• _STATED GOAL_
Report, word for word, every line of the material that contains "JSON".

• _EXERCISE MATERIALS_
# # # #

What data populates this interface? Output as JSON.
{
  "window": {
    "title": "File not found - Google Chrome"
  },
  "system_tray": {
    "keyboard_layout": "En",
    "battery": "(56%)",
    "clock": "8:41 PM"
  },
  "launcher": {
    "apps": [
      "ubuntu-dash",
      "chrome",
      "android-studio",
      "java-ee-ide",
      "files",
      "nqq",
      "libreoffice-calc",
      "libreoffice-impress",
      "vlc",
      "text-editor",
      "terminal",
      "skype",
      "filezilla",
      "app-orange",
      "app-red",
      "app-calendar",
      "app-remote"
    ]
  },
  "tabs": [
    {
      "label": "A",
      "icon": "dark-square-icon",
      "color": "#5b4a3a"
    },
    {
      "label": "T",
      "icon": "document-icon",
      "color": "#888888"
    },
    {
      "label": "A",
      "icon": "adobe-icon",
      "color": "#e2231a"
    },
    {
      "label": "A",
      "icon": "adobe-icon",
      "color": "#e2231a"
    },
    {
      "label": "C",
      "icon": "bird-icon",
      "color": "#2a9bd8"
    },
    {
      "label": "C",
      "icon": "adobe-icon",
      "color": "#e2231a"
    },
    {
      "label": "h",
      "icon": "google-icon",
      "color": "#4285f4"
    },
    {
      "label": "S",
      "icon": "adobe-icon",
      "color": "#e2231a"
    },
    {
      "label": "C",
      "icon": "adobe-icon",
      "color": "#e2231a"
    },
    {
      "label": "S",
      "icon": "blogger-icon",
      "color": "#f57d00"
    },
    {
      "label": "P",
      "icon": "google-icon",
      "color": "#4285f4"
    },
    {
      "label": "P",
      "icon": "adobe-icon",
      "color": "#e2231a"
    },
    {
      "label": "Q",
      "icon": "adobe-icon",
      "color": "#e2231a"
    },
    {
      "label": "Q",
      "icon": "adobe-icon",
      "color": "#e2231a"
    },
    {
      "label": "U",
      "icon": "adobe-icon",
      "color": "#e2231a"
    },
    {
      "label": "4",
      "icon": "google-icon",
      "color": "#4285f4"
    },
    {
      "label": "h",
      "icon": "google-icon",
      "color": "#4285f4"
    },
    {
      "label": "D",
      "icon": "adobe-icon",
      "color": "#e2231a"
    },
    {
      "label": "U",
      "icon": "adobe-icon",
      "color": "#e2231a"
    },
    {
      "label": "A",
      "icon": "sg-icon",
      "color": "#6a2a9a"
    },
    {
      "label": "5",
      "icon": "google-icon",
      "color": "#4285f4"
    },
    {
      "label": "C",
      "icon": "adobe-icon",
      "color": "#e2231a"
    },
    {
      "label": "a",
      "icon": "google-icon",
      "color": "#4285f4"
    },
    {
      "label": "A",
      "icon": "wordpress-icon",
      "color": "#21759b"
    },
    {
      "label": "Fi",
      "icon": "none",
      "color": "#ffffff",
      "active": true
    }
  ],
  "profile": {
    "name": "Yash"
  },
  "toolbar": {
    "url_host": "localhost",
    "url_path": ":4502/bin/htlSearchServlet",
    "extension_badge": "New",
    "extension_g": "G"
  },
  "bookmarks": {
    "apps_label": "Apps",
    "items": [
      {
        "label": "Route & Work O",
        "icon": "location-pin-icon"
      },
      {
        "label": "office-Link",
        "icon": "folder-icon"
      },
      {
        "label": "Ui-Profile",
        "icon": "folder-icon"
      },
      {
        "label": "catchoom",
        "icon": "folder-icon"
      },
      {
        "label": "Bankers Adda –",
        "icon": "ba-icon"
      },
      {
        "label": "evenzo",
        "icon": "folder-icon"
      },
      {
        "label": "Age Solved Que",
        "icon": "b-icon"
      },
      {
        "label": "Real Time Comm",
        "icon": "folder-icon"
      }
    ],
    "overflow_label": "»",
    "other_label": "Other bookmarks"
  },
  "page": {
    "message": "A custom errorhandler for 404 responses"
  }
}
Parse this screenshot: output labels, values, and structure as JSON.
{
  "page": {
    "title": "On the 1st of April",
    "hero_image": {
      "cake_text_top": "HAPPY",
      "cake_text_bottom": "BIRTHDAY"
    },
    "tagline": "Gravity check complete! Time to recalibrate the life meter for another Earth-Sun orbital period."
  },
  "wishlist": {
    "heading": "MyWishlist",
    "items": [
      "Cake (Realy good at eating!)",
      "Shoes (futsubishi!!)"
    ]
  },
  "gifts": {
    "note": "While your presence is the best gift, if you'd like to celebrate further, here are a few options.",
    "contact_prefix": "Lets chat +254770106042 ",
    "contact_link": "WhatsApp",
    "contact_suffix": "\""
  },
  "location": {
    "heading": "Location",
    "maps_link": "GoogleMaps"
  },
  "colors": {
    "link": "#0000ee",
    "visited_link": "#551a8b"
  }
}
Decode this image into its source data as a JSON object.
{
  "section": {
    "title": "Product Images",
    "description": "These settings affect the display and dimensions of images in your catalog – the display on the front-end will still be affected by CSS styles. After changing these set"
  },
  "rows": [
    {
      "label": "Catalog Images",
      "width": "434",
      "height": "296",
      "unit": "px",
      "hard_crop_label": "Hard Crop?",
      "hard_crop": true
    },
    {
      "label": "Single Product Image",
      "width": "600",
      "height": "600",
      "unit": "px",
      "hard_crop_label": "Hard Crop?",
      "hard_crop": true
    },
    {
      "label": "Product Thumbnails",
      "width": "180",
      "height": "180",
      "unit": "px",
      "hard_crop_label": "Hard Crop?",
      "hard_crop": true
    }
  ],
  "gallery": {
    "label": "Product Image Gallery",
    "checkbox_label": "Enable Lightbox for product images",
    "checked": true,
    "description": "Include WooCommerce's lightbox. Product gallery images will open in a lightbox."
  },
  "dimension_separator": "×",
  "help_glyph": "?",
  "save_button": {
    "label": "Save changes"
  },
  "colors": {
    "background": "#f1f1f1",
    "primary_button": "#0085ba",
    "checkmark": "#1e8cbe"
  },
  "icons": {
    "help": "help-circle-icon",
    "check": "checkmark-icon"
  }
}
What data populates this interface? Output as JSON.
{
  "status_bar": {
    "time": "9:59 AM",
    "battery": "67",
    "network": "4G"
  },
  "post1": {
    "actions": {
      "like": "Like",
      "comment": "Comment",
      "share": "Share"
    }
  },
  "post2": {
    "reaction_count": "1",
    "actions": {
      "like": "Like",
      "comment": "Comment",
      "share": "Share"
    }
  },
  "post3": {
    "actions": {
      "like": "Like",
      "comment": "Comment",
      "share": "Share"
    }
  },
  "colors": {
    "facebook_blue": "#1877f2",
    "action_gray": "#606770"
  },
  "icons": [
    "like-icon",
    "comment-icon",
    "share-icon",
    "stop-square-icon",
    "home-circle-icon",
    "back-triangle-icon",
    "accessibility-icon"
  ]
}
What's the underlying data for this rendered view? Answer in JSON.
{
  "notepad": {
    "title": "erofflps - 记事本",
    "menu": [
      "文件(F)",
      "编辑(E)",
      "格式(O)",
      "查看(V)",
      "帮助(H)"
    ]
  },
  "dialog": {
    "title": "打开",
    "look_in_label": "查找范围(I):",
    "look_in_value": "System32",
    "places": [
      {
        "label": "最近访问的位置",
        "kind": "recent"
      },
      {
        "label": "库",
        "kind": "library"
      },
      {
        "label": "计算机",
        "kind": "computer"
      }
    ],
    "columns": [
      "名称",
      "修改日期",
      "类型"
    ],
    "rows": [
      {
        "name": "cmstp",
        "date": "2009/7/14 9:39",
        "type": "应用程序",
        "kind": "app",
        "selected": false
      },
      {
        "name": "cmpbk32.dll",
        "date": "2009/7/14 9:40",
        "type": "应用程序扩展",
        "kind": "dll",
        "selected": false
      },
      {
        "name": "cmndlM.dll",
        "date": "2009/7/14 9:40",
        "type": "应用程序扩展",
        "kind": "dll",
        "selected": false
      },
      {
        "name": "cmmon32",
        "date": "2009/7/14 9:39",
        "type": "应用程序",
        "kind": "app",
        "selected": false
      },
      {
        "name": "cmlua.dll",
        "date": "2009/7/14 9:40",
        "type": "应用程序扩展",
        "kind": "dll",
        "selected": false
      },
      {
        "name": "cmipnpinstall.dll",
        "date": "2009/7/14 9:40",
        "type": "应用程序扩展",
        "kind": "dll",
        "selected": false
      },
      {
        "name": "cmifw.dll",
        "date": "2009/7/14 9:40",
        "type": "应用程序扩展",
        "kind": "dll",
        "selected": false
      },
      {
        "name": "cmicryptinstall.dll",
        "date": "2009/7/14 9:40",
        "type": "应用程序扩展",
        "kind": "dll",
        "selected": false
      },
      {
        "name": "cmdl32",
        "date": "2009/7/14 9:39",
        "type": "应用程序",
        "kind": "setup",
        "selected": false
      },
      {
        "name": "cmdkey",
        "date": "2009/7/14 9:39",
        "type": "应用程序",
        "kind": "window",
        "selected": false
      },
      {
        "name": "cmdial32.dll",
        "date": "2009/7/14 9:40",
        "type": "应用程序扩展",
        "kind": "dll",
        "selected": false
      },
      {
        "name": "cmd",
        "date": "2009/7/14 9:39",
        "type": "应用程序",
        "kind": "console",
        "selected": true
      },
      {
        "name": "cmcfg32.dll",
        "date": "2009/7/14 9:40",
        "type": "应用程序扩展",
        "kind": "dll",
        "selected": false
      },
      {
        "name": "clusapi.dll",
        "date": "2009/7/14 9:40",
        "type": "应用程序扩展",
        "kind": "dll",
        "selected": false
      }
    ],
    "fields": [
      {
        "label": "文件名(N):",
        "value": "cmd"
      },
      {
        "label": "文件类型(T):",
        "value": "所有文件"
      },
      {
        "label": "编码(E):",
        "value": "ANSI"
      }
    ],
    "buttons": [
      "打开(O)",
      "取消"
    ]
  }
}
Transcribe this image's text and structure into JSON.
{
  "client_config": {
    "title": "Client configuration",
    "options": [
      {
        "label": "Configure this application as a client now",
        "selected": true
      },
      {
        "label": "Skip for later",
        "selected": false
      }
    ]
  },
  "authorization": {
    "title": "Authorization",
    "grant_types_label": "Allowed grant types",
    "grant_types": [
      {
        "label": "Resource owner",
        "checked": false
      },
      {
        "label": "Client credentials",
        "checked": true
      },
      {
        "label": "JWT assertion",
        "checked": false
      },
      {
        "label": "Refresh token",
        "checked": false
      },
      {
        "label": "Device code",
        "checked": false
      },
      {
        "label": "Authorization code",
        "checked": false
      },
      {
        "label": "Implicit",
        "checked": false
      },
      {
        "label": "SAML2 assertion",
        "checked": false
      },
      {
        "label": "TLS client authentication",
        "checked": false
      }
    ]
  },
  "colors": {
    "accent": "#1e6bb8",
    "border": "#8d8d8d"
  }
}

# # # #

• _ANSWER TO THIS EXERCISE_
What data populates this interface? Output as JSON.
Parse this screenshot: output labels, values, and structure as JSON.
Decode this image into its source data as a JSON object.
What data populates this interface? Output as JSON.
What's the underlying data for this rendered view? Answer in JSON.
Transcribe this image's text and structure into JSON.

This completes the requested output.